(Dataset items)

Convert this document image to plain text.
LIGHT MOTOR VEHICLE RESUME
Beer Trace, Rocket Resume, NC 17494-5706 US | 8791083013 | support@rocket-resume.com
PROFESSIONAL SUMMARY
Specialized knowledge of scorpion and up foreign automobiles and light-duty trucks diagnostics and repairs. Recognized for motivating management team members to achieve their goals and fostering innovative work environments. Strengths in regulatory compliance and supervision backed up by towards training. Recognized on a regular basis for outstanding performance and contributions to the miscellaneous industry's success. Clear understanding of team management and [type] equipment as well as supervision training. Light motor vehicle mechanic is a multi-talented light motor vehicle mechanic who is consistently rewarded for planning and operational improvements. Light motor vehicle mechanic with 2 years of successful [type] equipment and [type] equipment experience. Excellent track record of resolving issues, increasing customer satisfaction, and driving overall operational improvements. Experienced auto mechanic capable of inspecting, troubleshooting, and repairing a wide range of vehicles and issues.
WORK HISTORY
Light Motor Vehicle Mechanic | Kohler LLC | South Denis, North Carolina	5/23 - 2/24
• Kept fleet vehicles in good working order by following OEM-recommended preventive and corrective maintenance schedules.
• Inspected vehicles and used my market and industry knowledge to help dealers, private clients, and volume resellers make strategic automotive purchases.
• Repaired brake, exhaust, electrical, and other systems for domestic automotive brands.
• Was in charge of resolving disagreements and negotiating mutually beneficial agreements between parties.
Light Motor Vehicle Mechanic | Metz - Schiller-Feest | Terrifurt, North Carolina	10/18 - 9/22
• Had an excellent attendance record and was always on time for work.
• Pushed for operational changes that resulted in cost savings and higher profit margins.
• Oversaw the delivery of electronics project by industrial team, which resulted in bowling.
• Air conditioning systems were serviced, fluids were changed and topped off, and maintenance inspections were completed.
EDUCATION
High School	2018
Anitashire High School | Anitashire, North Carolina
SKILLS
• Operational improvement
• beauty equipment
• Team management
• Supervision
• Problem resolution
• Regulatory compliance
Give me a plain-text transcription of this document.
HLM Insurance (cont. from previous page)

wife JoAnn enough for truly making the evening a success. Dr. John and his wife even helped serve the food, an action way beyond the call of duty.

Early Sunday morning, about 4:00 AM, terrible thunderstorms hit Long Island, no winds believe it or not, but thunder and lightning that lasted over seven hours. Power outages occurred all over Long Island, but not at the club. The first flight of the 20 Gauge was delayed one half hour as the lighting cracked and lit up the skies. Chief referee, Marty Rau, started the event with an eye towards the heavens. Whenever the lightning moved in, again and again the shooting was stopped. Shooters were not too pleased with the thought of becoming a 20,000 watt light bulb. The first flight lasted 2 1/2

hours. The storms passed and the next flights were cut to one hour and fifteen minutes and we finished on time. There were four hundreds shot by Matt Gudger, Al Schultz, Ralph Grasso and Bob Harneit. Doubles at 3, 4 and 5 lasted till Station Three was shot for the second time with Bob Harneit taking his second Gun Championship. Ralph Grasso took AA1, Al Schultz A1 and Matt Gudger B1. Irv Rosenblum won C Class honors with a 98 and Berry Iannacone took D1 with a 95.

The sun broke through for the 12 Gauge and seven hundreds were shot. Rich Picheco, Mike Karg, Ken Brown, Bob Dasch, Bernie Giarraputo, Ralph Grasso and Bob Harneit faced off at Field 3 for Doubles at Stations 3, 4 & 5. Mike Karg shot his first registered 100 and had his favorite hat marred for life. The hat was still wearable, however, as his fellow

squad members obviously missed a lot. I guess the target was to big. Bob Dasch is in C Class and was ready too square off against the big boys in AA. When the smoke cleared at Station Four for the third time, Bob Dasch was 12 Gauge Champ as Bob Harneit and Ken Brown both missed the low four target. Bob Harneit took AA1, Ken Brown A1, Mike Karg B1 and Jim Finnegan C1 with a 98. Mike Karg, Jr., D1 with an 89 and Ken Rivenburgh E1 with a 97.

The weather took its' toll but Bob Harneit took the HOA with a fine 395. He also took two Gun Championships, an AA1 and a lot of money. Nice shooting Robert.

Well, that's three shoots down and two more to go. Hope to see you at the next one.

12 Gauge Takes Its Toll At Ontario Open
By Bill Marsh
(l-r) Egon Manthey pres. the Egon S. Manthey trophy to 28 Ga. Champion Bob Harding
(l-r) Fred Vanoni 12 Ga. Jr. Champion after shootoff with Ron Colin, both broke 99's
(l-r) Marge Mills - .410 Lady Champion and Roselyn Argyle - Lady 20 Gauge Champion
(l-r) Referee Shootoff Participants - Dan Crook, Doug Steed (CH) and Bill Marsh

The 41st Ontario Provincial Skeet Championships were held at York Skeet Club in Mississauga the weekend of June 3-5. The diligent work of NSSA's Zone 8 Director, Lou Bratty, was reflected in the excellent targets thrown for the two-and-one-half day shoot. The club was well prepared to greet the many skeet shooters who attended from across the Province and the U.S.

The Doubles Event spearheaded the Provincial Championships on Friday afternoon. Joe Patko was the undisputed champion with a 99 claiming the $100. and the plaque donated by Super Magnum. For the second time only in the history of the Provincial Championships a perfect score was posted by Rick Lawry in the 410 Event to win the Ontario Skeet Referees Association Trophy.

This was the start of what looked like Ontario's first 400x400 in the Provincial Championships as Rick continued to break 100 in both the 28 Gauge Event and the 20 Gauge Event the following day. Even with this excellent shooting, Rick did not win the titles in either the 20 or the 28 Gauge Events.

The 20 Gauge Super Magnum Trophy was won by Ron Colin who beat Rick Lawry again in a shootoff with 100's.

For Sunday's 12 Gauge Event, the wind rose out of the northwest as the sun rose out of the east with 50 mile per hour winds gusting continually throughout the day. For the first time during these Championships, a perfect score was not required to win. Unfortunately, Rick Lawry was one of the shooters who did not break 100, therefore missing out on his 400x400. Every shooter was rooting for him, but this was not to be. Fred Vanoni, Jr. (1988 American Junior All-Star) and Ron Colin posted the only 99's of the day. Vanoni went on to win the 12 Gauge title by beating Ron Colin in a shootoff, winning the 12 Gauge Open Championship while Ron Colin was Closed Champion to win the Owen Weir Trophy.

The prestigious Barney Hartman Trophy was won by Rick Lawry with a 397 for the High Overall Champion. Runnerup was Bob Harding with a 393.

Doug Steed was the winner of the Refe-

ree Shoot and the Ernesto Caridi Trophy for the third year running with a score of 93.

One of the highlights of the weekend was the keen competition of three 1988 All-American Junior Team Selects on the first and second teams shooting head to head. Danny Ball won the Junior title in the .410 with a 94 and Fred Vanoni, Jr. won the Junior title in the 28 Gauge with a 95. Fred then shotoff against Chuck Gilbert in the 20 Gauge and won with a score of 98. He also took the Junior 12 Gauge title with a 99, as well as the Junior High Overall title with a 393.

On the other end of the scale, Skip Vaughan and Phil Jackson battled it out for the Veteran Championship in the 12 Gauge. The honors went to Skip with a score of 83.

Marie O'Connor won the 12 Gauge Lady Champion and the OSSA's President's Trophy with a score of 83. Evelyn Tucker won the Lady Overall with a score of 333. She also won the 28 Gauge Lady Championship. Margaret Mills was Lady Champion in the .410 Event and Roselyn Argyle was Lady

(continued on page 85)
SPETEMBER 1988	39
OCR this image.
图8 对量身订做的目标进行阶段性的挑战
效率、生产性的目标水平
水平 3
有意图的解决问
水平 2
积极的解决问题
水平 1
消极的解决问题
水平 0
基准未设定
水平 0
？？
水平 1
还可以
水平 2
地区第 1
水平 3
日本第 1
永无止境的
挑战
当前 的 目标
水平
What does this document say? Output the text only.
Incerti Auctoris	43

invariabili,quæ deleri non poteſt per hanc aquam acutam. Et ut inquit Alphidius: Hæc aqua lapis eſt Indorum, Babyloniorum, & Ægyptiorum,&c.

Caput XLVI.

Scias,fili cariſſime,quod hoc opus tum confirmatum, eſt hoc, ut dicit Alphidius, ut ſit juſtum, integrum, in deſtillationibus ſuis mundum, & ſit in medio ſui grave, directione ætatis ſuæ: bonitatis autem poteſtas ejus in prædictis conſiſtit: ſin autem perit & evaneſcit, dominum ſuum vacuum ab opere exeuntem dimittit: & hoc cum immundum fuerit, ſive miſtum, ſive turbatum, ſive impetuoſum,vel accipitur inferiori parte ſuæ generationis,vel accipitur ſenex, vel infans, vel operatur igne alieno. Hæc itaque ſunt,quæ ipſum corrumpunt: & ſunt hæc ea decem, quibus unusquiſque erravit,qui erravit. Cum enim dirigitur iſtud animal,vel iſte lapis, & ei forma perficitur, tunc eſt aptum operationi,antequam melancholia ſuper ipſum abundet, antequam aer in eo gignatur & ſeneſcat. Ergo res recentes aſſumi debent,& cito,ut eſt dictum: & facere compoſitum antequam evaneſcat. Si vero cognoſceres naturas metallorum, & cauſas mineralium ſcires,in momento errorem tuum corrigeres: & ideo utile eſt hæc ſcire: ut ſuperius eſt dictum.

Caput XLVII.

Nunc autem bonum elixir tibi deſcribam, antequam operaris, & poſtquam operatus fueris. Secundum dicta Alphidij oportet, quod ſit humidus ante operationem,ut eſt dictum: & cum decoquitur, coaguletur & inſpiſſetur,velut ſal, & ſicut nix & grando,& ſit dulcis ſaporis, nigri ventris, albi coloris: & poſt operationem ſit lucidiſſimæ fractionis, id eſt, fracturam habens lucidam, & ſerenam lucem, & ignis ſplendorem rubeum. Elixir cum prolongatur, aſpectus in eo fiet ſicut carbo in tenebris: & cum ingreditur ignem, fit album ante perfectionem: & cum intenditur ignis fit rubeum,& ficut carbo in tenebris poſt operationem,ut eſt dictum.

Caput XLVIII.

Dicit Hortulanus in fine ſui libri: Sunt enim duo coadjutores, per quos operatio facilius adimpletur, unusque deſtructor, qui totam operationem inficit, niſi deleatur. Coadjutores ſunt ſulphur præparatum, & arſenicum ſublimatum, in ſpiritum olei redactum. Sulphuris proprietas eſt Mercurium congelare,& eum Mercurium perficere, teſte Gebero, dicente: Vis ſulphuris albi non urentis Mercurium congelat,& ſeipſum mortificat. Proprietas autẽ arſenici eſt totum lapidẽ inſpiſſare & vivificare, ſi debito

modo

= Instructions to follow =
Determine the number of lines in these entries that contain the word "both", and write only that number.

= Written response =
3